Select the lines that contain "Masturbation" and copy each of them.

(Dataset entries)
◇ ◇ ◇ ◇ ◇
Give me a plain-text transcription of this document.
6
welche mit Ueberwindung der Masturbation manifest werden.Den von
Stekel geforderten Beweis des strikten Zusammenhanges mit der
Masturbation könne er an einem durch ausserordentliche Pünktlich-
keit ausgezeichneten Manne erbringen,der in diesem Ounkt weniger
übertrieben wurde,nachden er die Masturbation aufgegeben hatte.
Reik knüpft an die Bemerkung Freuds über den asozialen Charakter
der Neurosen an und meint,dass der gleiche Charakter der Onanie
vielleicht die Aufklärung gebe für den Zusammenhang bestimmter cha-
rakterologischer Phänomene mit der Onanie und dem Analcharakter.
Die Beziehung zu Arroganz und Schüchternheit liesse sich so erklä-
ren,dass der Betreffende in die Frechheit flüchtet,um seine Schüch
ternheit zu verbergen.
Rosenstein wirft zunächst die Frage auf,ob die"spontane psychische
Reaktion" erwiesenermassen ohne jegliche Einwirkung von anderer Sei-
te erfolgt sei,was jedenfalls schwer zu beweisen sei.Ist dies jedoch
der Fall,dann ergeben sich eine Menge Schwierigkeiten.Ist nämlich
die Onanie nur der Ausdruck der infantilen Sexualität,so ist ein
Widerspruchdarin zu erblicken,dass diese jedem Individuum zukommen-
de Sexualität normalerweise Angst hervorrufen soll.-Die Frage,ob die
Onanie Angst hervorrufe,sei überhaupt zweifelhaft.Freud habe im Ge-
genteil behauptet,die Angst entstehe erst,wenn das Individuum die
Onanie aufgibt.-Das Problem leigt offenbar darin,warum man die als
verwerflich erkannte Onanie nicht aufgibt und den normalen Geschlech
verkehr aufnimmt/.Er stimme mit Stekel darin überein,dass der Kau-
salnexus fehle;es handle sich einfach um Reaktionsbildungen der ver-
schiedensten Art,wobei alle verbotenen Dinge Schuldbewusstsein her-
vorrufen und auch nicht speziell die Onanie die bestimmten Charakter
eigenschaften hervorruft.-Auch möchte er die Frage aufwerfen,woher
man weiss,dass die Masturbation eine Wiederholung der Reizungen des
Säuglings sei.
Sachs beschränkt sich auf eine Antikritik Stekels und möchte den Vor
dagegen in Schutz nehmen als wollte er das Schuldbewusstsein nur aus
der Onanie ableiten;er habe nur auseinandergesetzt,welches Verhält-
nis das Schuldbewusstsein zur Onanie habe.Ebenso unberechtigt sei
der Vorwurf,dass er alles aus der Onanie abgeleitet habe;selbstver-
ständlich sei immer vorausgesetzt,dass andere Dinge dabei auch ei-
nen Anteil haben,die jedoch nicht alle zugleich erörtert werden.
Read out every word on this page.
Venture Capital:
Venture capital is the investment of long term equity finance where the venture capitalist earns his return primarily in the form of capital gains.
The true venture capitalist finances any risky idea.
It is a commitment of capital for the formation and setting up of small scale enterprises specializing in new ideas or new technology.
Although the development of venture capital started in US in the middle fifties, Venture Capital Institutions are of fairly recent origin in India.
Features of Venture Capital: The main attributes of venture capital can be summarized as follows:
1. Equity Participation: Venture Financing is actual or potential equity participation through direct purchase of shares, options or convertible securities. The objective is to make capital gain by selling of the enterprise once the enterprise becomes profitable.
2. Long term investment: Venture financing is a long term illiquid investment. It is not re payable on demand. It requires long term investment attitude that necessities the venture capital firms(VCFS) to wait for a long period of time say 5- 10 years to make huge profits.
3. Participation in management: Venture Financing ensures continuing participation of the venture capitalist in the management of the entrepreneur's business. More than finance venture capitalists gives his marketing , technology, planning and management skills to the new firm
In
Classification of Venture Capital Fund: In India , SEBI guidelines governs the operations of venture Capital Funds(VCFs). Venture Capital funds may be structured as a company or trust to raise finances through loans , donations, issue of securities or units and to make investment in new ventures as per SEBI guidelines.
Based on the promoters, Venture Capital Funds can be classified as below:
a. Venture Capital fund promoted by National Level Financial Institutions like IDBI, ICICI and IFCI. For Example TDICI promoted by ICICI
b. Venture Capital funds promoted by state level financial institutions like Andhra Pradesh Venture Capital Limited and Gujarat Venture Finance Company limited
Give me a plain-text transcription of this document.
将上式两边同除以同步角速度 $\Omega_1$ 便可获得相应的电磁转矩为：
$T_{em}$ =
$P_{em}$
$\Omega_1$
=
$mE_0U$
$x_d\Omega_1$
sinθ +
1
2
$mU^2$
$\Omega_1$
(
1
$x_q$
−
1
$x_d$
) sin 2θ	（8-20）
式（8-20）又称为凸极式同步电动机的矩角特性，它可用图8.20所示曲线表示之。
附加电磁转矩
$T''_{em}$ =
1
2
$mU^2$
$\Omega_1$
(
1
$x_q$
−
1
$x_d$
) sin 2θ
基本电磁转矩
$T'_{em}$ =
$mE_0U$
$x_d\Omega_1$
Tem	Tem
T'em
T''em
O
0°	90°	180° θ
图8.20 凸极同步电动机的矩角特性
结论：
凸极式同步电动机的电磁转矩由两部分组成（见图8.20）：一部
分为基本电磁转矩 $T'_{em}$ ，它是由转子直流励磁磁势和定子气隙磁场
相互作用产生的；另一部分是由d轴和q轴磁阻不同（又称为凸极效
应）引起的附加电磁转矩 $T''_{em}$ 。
◇ ◇ ◇ ◇ ◇
Result of this task:
welche mit Ueberwindung der Masturbation manifest werden.Den von
Masturbation könne er an einem durch ausserordentliche Pünktlich-
übertrieben wurde,nachden er die Masturbation aufgegeben hatte.
man weiss,dass die Masturbation eine Wiederholung der Reizungen des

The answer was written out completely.